__Directions for this task__: Write out the data below in full, unchanged, minus the images.

==== Supplied material

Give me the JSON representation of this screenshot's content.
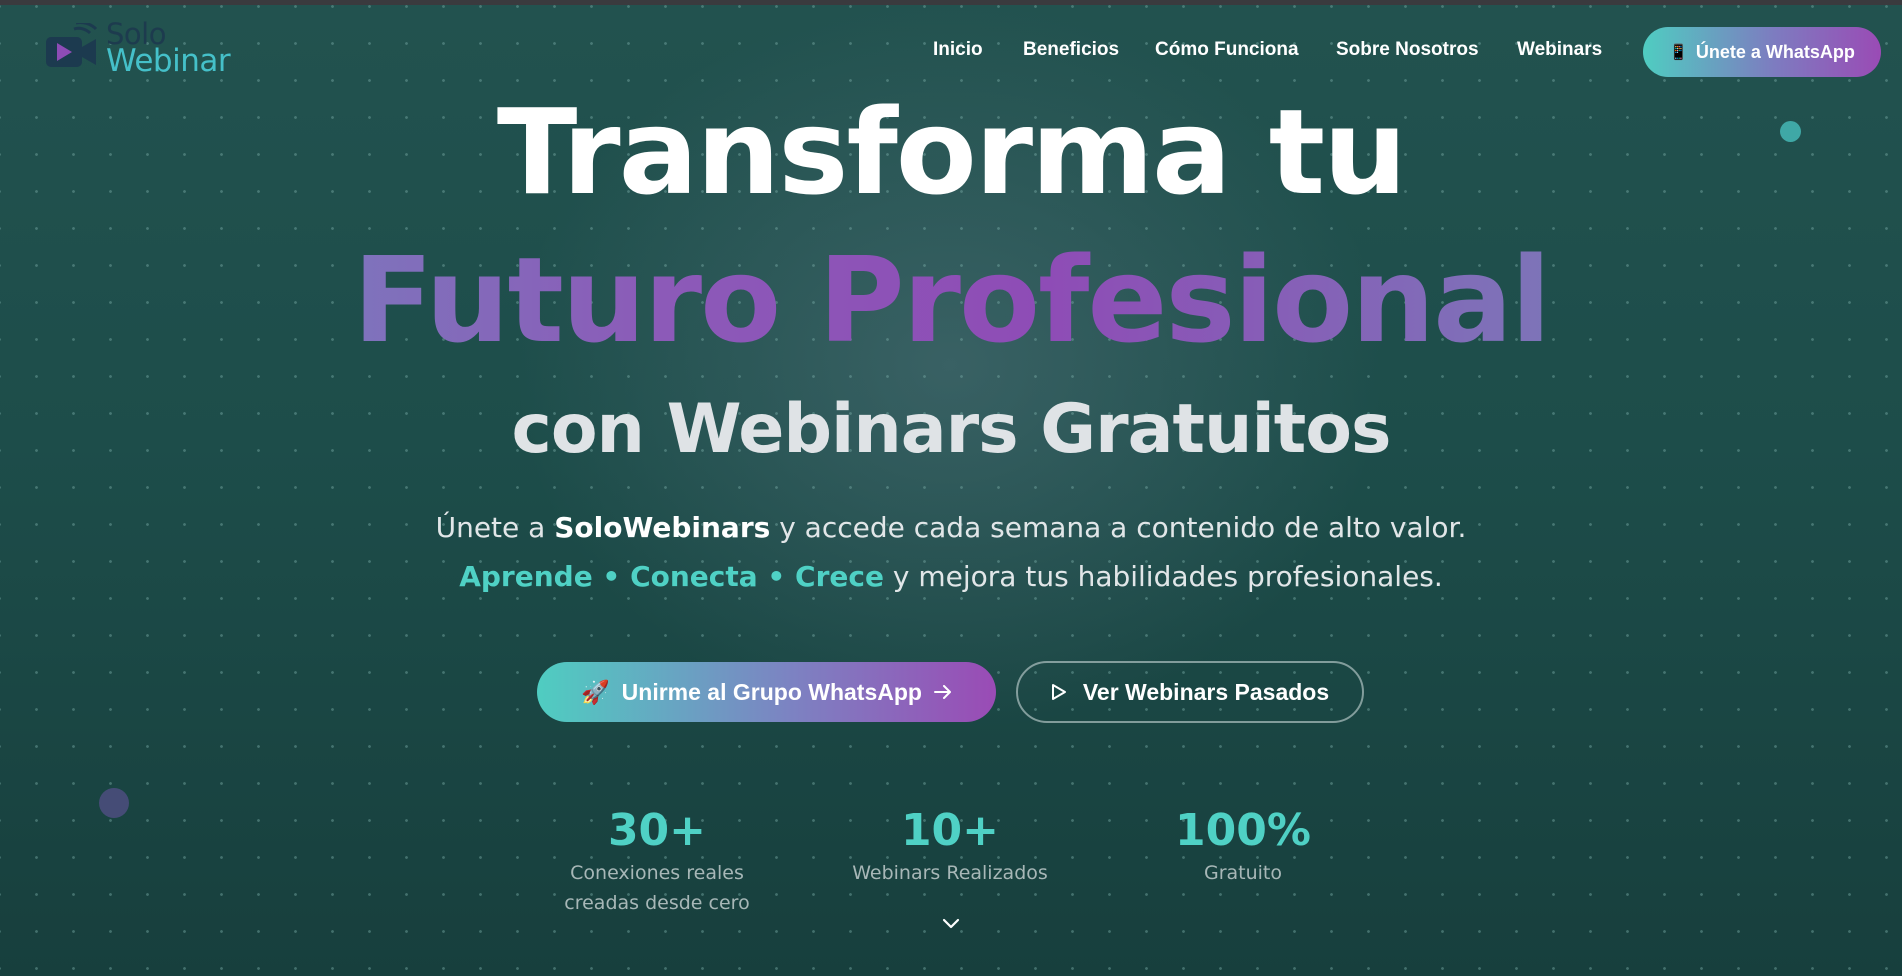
{
  "brand": {
    "line1": "Solo",
    "line2": "Webinar"
  },
  "nav": {
    "items": [
      {
        "label": "Inicio"
      },
      {
        "label": "Beneficios"
      },
      {
        "label": "Cómo Funciona"
      },
      {
        "label": "Sobre Nosotros"
      },
      {
        "label": "Webinars"
      }
    ],
    "cta_label": "Únete a WhatsApp",
    "cta_icon": "mobile-phone-icon"
  },
  "hero": {
    "title_line1": "Transforma tu",
    "title_line2": "Futuro Profesional",
    "title_line3": "con Webinars Gratuitos",
    "sub1_prefix": "Únete a",
    "sub1_brand": "SoloWebinars",
    "sub1_suffix": "y accede cada semana a contenido de alto valor.",
    "sub2_highlight": "Aprende • Conecta • Crece",
    "sub2_suffix": "y mejora tus habilidades profesionales."
  },
  "buttons": {
    "primary_emoji": "🚀",
    "primary_label": "Unirme al Grupo WhatsApp",
    "secondary_label": "Ver Webinars Pasados"
  },
  "stats": [
    {
      "value": "30+",
      "label": "Conexiones reales creadas desde cero"
    },
    {
      "value": "10+",
      "label": "Webinars Realizados"
    },
    {
      "value": "100%",
      "label": "Gratuito"
    }
  ],
  "colors": {
    "accent_teal": "#4fd1c5",
    "accent_purple": "#8e4cb6",
    "background": "#1d4d4a"
  }
}
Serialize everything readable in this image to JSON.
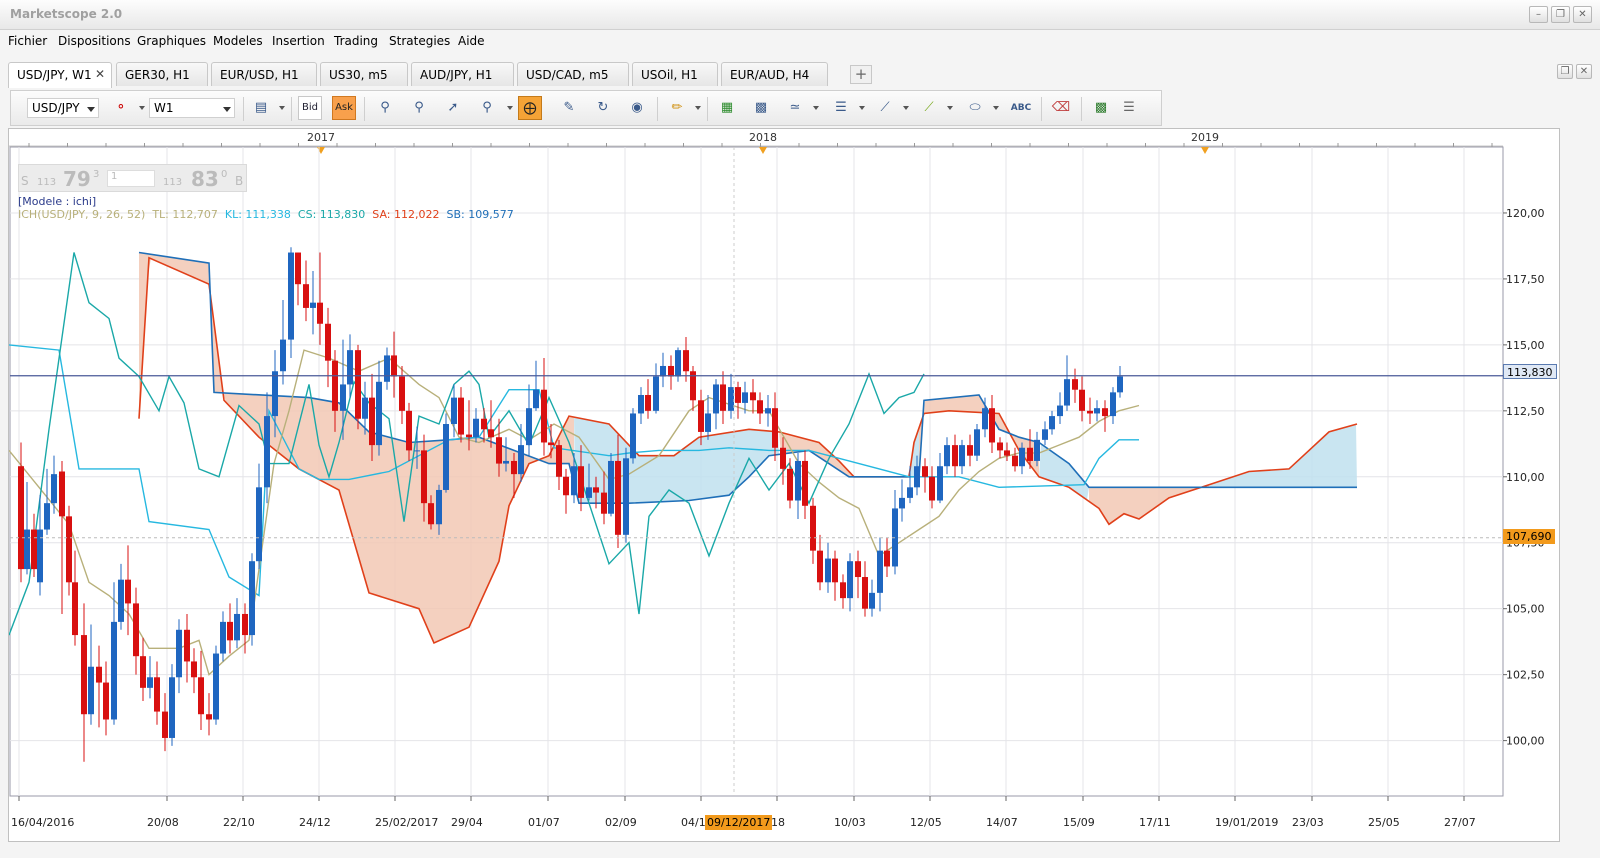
{
  "app": {
    "title": "Marketscope 2.0",
    "window_buttons": [
      "minimize-icon",
      "restore-icon",
      "close-icon"
    ]
  },
  "menu": [
    "Fichier",
    "Dispositions",
    "Graphiques",
    "Modeles",
    "Insertion",
    "Trading",
    "Strategies",
    "Aide"
  ],
  "tabs": [
    {
      "label": "USD/JPY, W1",
      "active": true,
      "closable": true
    },
    {
      "label": "GER30, H1",
      "active": false
    },
    {
      "label": "EUR/USD, H1",
      "active": false
    },
    {
      "label": "US30, m5",
      "active": false
    },
    {
      "label": "AUD/JPY, H1",
      "active": false
    },
    {
      "label": "USD/CAD, m5",
      "active": false
    },
    {
      "label": "USOil, H1",
      "active": false
    },
    {
      "label": "EUR/AUD, H4",
      "active": false
    }
  ],
  "toolbar": {
    "instrument": "USD/JPY",
    "timeframe": "W1",
    "bid_label": "Bid",
    "ask_label": "Ask"
  },
  "chart": {
    "years": [
      "2017",
      "2018",
      "2019"
    ],
    "quote_widget": {
      "sell_prefix": "S",
      "sell_big": "113",
      "sell_pips": "79",
      "sell_frac": "3",
      "amount": "1",
      "buy_big": "113",
      "buy_pips": "83",
      "buy_frac": "0",
      "buy_suffix": "B"
    },
    "template_label": "[Modele : ichi]",
    "indicator": {
      "name": "ICH(USD/JPY, 9, 26, 52)",
      "tl": "TL: 112,707",
      "kl": "KL: 111,338",
      "cs": "CS: 113,830",
      "sa": "SA: 112,022",
      "sb": "SB: 109,577",
      "colors": {
        "tl": "#b8b07a",
        "kl": "#26b8e0",
        "cs": "#1aa8a8",
        "sa": "#e0401a",
        "sb": "#1f6fb8"
      }
    },
    "current_price": "113,830",
    "crosshair_price": "107,690",
    "crosshair_date": "09/12/2017",
    "x_labels": [
      "16/04/2016",
      "20/08",
      "22/10",
      "24/12",
      "25/02/2017",
      "29/04",
      "01/07",
      "02/09",
      "04/1",
      "2018",
      "10/03",
      "12/05",
      "14/07",
      "15/09",
      "17/11",
      "19/01/2019",
      "23/03",
      "25/05",
      "27/07"
    ]
  },
  "chart_data": {
    "type": "candlestick",
    "y_axis": {
      "ticks": [
        "100,00",
        "102,50",
        "105,00",
        "107,50",
        "110,00",
        "112,50",
        "115,00",
        "117,50",
        "120,00"
      ],
      "range": [
        97.9,
        122.5
      ]
    },
    "colors": {
      "up": "#1f66c0",
      "down": "#d81010",
      "kumo_bear": "#f2c8b4",
      "kumo_bull": "#bfe0ee"
    }
  }
}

========

__Task result__:
Give me the JSON representation of this screenshot's content.
{
  "brand": {
    "line1": "Solo",
    "line2": "Webinar"
  },
  "nav": {
    "items": [
      {
        "label": "Inicio"
      },
      {
        "label": "Beneficios"
      },
      {
        "label": "Cómo Funciona"
      },
      {
        "label": "Sobre Nosotros"
      },
      {
        "label": "Webinars"
      }
    ],
    "cta_label": "Únete a WhatsApp",
    "cta_icon": "mobile-phone-icon"
  },
  "hero": {
    "title_line1": "Transforma tu",
    "title_line2": "Futuro Profesional",
    "title_line3": "con Webinars Gratuitos",
    "sub1_prefix": "Únete a",
    "sub1_brand": "SoloWebinars",
    "sub1_suffix": "y accede cada semana a contenido de alto valor.",
    "sub2_highlight": "Aprende • Conecta • Crece",
    "sub2_suffix": "y mejora tus habilidades profesionales."
  },
  "buttons": {
    "primary_emoji": "🚀",
    "primary_label": "Unirme al Grupo WhatsApp",
    "secondary_label": "Ver Webinars Pasados"
  },
  "stats": [
    {
      "value": "30+",
      "label": "Conexiones reales creadas desde cero"
    },
    {
      "value": "10+",
      "label": "Webinars Realizados"
    },
    {
      "value": "100%",
      "label": "Gratuito"
    }
  ],
  "colors": {
    "accent_teal": "#4fd1c5",
    "accent_purple": "#8e4cb6",
    "background": "#1d4d4a"
  }
}
Serialize everything readable in this image to JSON.
{
  "app": {
    "title": "Marketscope 2.0",
    "window_buttons": [
      "minimize-icon",
      "restore-icon",
      "close-icon"
    ]
  },
  "menu": [
    "Fichier",
    "Dispositions",
    "Graphiques",
    "Modeles",
    "Insertion",
    "Trading",
    "Strategies",
    "Aide"
  ],
  "tabs": [
    {
      "label": "USD/JPY, W1",
      "active": true,
      "closable": true
    },
    {
      "label": "GER30, H1",
      "active": false
    },
    {
      "label": "EUR/USD, H1",
      "active": false
    },
    {
      "label": "US30, m5",
      "active": false
    },
    {
      "label": "AUD/JPY, H1",
      "active": false
    },
    {
      "label": "USD/CAD, m5",
      "active": false
    },
    {
      "label": "USOil, H1",
      "active": false
    },
    {
      "label": "EUR/AUD, H4",
      "active": false
    }
  ],
  "toolbar": {
    "instrument": "USD/JPY",
    "timeframe": "W1",
    "bid_label": "Bid",
    "ask_label": "Ask"
  },
  "chart": {
    "years": [
      "2017",
      "2018",
      "2019"
    ],
    "quote_widget": {
      "sell_prefix": "S",
      "sell_big": "113",
      "sell_pips": "79",
      "sell_frac": "3",
      "amount": "1",
      "buy_big": "113",
      "buy_pips": "83",
      "buy_frac": "0",
      "buy_suffix": "B"
    },
    "template_label": "[Modele : ichi]",
    "indicator": {
      "name": "ICH(USD/JPY, 9, 26, 52)",
      "tl": "TL: 112,707",
      "kl": "KL: 111,338",
      "cs": "CS: 113,830",
      "sa": "SA: 112,022",
      "sb": "SB: 109,577",
      "colors": {
        "tl": "#b8b07a",
        "kl": "#26b8e0",
        "cs": "#1aa8a8",
        "sa": "#e0401a",
        "sb": "#1f6fb8"
      }
    },
    "current_price": "113,830",
    "crosshair_price": "107,690",
    "crosshair_date": "09/12/2017",
    "x_labels": [
      "16/04/2016",
      "20/08",
      "22/10",
      "24/12",
      "25/02/2017",
      "29/04",
      "01/07",
      "02/09",
      "04/1",
      "2018",
      "10/03",
      "12/05",
      "14/07",
      "15/09",
      "17/11",
      "19/01/2019",
      "23/03",
      "25/05",
      "27/07"
    ]
  },
  "chart_data": {
    "type": "candlestick",
    "y_axis": {
      "ticks": [
        "100,00",
        "102,50",
        "105,00",
        "107,50",
        "110,00",
        "112,50",
        "115,00",
        "117,50",
        "120,00"
      ],
      "range": [
        97.9,
        122.5
      ]
    },
    "colors": {
      "up": "#1f66c0",
      "down": "#d81010",
      "kumo_bear": "#f2c8b4",
      "kumo_bull": "#bfe0ee"
    }
  }
}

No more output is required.